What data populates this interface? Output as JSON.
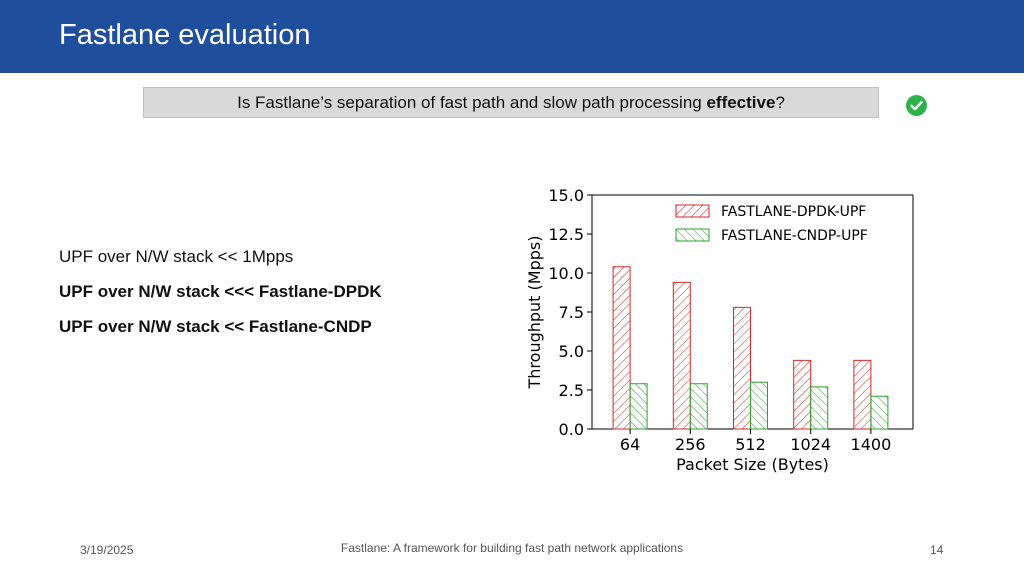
{
  "header": {
    "title": "Fastlane evaluation"
  },
  "question": {
    "prefix": "Is Fastlane’s separation of fast path and slow path processing ",
    "emph": "effective",
    "suffix": "?"
  },
  "status_icon": {
    "name": "check-circle-icon",
    "color": "#2db34a"
  },
  "bullets": [
    {
      "text": "UPF over N/W stack << 1Mpps",
      "bold": false
    },
    {
      "text": "UPF over N/W stack <<< Fastlane-DPDK",
      "bold": true
    },
    {
      "text": "UPF over N/W stack << Fastlane-CNDP",
      "bold": true
    }
  ],
  "chart_data": {
    "type": "bar",
    "categories": [
      "64",
      "256",
      "512",
      "1024",
      "1400"
    ],
    "series": [
      {
        "name": "FASTLANE-DPDK-UPF",
        "values": [
          10.4,
          9.4,
          7.8,
          4.4,
          4.4
        ],
        "color": "#d62728"
      },
      {
        "name": "FASTLANE-CNDP-UPF",
        "values": [
          2.9,
          2.9,
          3.0,
          2.7,
          2.1
        ],
        "color": "#2ca02c"
      }
    ],
    "xlabel": "Packet Size (Bytes)",
    "ylabel": "Throughput (Mpps)",
    "ylim": [
      0,
      15
    ],
    "yticks": [
      "0.0",
      "2.5",
      "5.0",
      "7.5",
      "10.0",
      "12.5",
      "15.0"
    ],
    "grid": false,
    "legend": "top-right"
  },
  "footer": {
    "date": "3/19/2025",
    "center": "Fastlane: A framework for building fast path network applications",
    "page": "14"
  }
}
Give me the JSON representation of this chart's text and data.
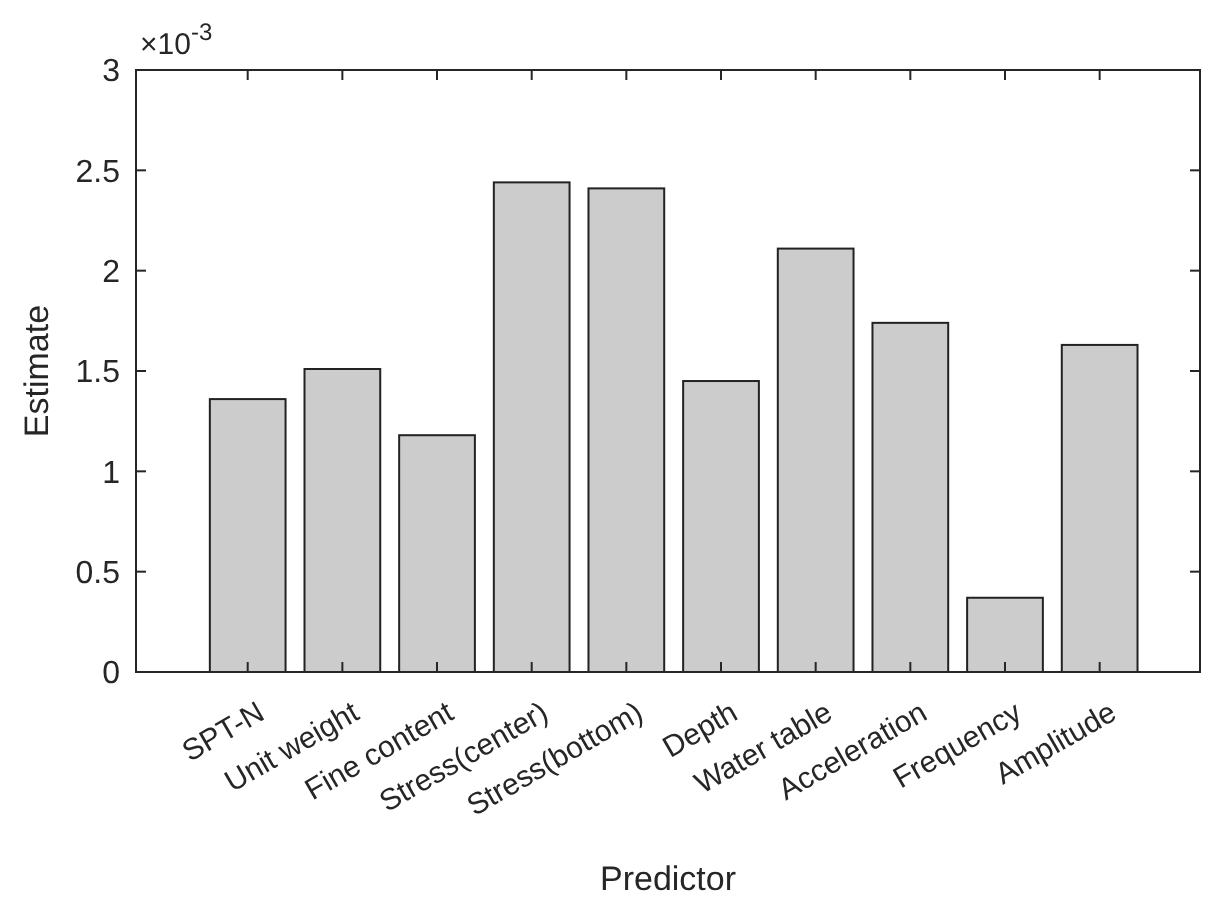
{
  "chart_data": {
    "type": "bar",
    "xlabel": "Predictor",
    "ylabel": "Estimate",
    "categories": [
      "SPT-N",
      "Unit weight",
      "Fine content",
      "Stress(center)",
      "Stress(bottom)",
      "Depth",
      "Water table",
      "Acceleration",
      "Frequency",
      "Amplitude"
    ],
    "values": [
      1.36,
      1.51,
      1.18,
      2.44,
      2.41,
      1.45,
      2.11,
      1.74,
      0.37,
      1.63
    ],
    "color": "#cccccc",
    "ylim": [
      0,
      3
    ],
    "yticks": [
      0,
      0.5,
      1,
      1.5,
      2,
      2.5,
      3
    ],
    "annotations": [
      "×10$^{-3}$"
    ]
  }
}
____
PROMPT: Output verbatim the lines beginning at the line with "Give me the" and ending at the last line of the material above, inclusive. Do not carry over any pictures.

COMPLETE OUTPUT:
Give me the JSON representation of this chart's text and data.
{
  "chart_data": {
    "type": "bar",
    "xlabel": "Predictor",
    "ylabel": "Estimate",
    "categories": [
      "SPT-N",
      "Unit weight",
      "Fine content",
      "Stress(center)",
      "Stress(bottom)",
      "Depth",
      "Water table",
      "Acceleration",
      "Frequency",
      "Amplitude"
    ],
    "values": [
      1.36,
      1.51,
      1.18,
      2.44,
      2.41,
      1.45,
      2.11,
      1.74,
      0.37,
      1.63
    ],
    "color": "#cccccc",
    "ylim": [
      0,
      3
    ],
    "yticks": [
      0,
      0.5,
      1,
      1.5,
      2,
      2.5,
      3
    ],
    "annotations": [
      "×10$^{-3}$"
    ]
  }
}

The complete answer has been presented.